# Records provided:
══════════════════════════════

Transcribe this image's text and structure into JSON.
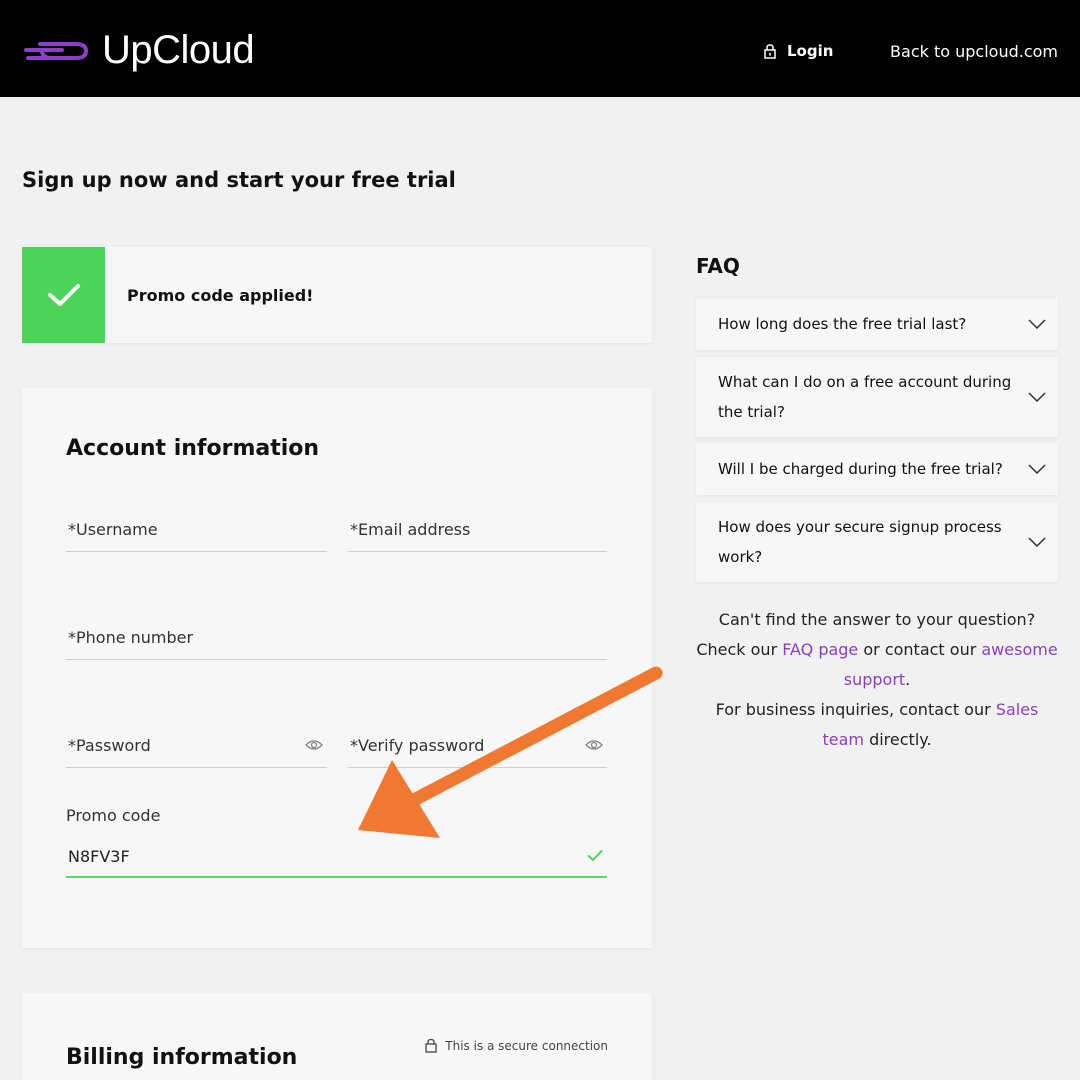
{
  "header": {
    "brand": "UpCloud",
    "login_label": "Login",
    "back_label": "Back to upcloud.com"
  },
  "page_title": "Sign up now and start your free trial",
  "promo_banner": {
    "text": "Promo code applied!"
  },
  "account": {
    "title": "Account information",
    "username_placeholder": "*Username",
    "email_placeholder": "*Email address",
    "phone_placeholder": "*Phone number",
    "password_placeholder": "*Password",
    "verify_placeholder": "*Verify password",
    "promo_label": "Promo code",
    "promo_value": "N8FV3F"
  },
  "billing": {
    "title": "Billing information",
    "secure_text": "This is a secure connection"
  },
  "faq": {
    "title": "FAQ",
    "items": [
      "How long does the free trial last?",
      "What can I do on a free account during the trial?",
      "Will I be charged during the free trial?",
      "How does your secure signup process work?"
    ]
  },
  "help": {
    "line1": "Can't find the answer to your question?",
    "line2_pre": "Check our ",
    "faq_link": "FAQ page",
    "line2_mid": " or contact our ",
    "support_link": "awesome support",
    "line2_end": ".",
    "line3_pre": "For business inquiries, contact our ",
    "sales_link": "Sales team",
    "line3_end": " directly."
  },
  "colors": {
    "brand_purple": "#8a3fc4",
    "success_green": "#4cd45a",
    "annotation_arrow": "#f07830"
  }
}
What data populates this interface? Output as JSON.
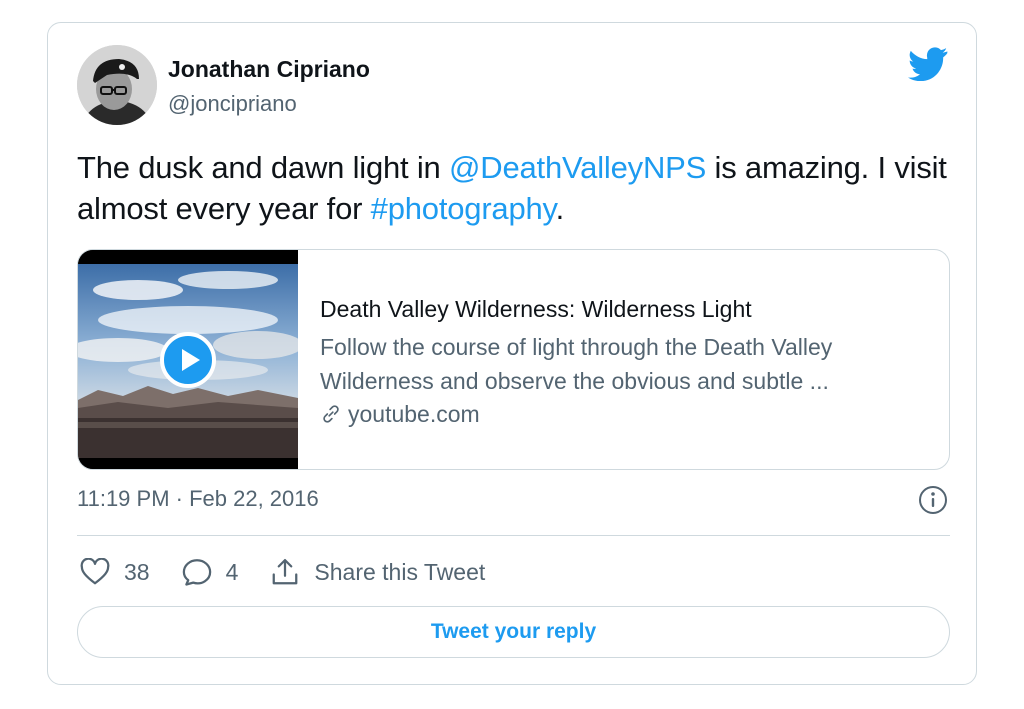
{
  "author": {
    "name": "Jonathan Cipriano",
    "handle": "@joncipriano"
  },
  "tweet": {
    "text_part1": "The dusk and dawn light in ",
    "mention": "@DeathValleyNPS",
    "text_part2": " is amazing. I visit almost every year for ",
    "hashtag": "#photography",
    "text_part3": "."
  },
  "embed": {
    "title": "Death Valley Wilderness: Wilderness Light",
    "description": "Follow the course of light through the Death Valley Wilderness and observe the obvious and subtle ...",
    "domain": "youtube.com",
    "thumbnail_icon": "play-button-icon"
  },
  "meta": {
    "timestamp": "11:19 PM · Feb 22, 2016"
  },
  "actions": {
    "likes": "38",
    "replies": "4",
    "share_label": "Share this Tweet"
  },
  "reply_button": {
    "label": "Tweet your reply"
  },
  "colors": {
    "accent": "#1d9bf0",
    "text": "#0f1419",
    "muted": "#536471",
    "border": "#cfd9de"
  }
}
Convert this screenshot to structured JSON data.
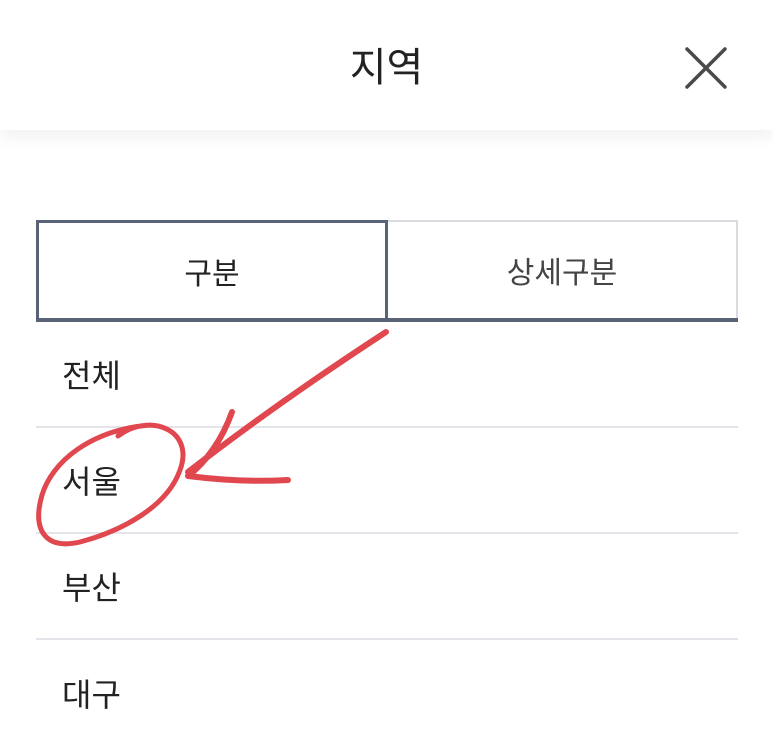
{
  "header": {
    "title": "지역",
    "close_icon": "close-icon"
  },
  "tabs": [
    {
      "label": "구분",
      "active": true
    },
    {
      "label": "상세구분",
      "active": false
    }
  ],
  "list": {
    "items": [
      "전체",
      "서울",
      "부산",
      "대구"
    ]
  },
  "colors": {
    "text": "#222222",
    "tab_active_border": "#5a6277",
    "divider": "#e3e5ea",
    "annotation": "#e0474f"
  },
  "annotation": {
    "type": "hand-drawn circle and arrow",
    "target": "서울"
  }
}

══════════════════════════════

# Task:
Reproduce the listing above exactly, excluding all pictures.

# Response:
Transcribe this image's text and structure into JSON.
{
  "header": {
    "brand": "UpCloud",
    "login_label": "Login",
    "back_label": "Back to upcloud.com"
  },
  "page_title": "Sign up now and start your free trial",
  "promo_banner": {
    "text": "Promo code applied!"
  },
  "account": {
    "title": "Account information",
    "username_placeholder": "*Username",
    "email_placeholder": "*Email address",
    "phone_placeholder": "*Phone number",
    "password_placeholder": "*Password",
    "verify_placeholder": "*Verify password",
    "promo_label": "Promo code",
    "promo_value": "N8FV3F"
  },
  "billing": {
    "title": "Billing information",
    "secure_text": "This is a secure connection"
  },
  "faq": {
    "title": "FAQ",
    "items": [
      "How long does the free trial last?",
      "What can I do on a free account during the trial?",
      "Will I be charged during the free trial?",
      "How does your secure signup process work?"
    ]
  },
  "help": {
    "line1": "Can't find the answer to your question?",
    "line2_pre": "Check our ",
    "faq_link": "FAQ page",
    "line2_mid": " or contact our ",
    "support_link": "awesome support",
    "line2_end": ".",
    "line3_pre": "For business inquiries, contact our ",
    "sales_link": "Sales team",
    "line3_end": " directly."
  },
  "colors": {
    "brand_purple": "#8a3fc4",
    "success_green": "#4cd45a",
    "annotation_arrow": "#f07830"
  }
}
What data populates this interface? Output as JSON.
{
  "author": {
    "name": "Jonathan Cipriano",
    "handle": "@joncipriano"
  },
  "tweet": {
    "text_part1": "The dusk and dawn light in ",
    "mention": "@DeathValleyNPS",
    "text_part2": " is amazing. I visit almost every year for ",
    "hashtag": "#photography",
    "text_part3": "."
  },
  "embed": {
    "title": "Death Valley Wilderness: Wilderness Light",
    "description": "Follow the course of light through the Death Valley Wilderness and observe the obvious and subtle ...",
    "domain": "youtube.com",
    "thumbnail_icon": "play-button-icon"
  },
  "meta": {
    "timestamp": "11:19 PM · Feb 22, 2016"
  },
  "actions": {
    "likes": "38",
    "replies": "4",
    "share_label": "Share this Tweet"
  },
  "reply_button": {
    "label": "Tweet your reply"
  },
  "colors": {
    "accent": "#1d9bf0",
    "text": "#0f1419",
    "muted": "#536471",
    "border": "#cfd9de"
  }
}
Convert this screenshot to structured JSON data.
{
  "header": {
    "title": "지역",
    "close_icon": "close-icon"
  },
  "tabs": [
    {
      "label": "구분",
      "active": true
    },
    {
      "label": "상세구분",
      "active": false
    }
  ],
  "list": {
    "items": [
      "전체",
      "서울",
      "부산",
      "대구"
    ]
  },
  "colors": {
    "text": "#222222",
    "tab_active_border": "#5a6277",
    "divider": "#e3e5ea",
    "annotation": "#e0474f"
  },
  "annotation": {
    "type": "hand-drawn circle and arrow",
    "target": "서울"
  }
}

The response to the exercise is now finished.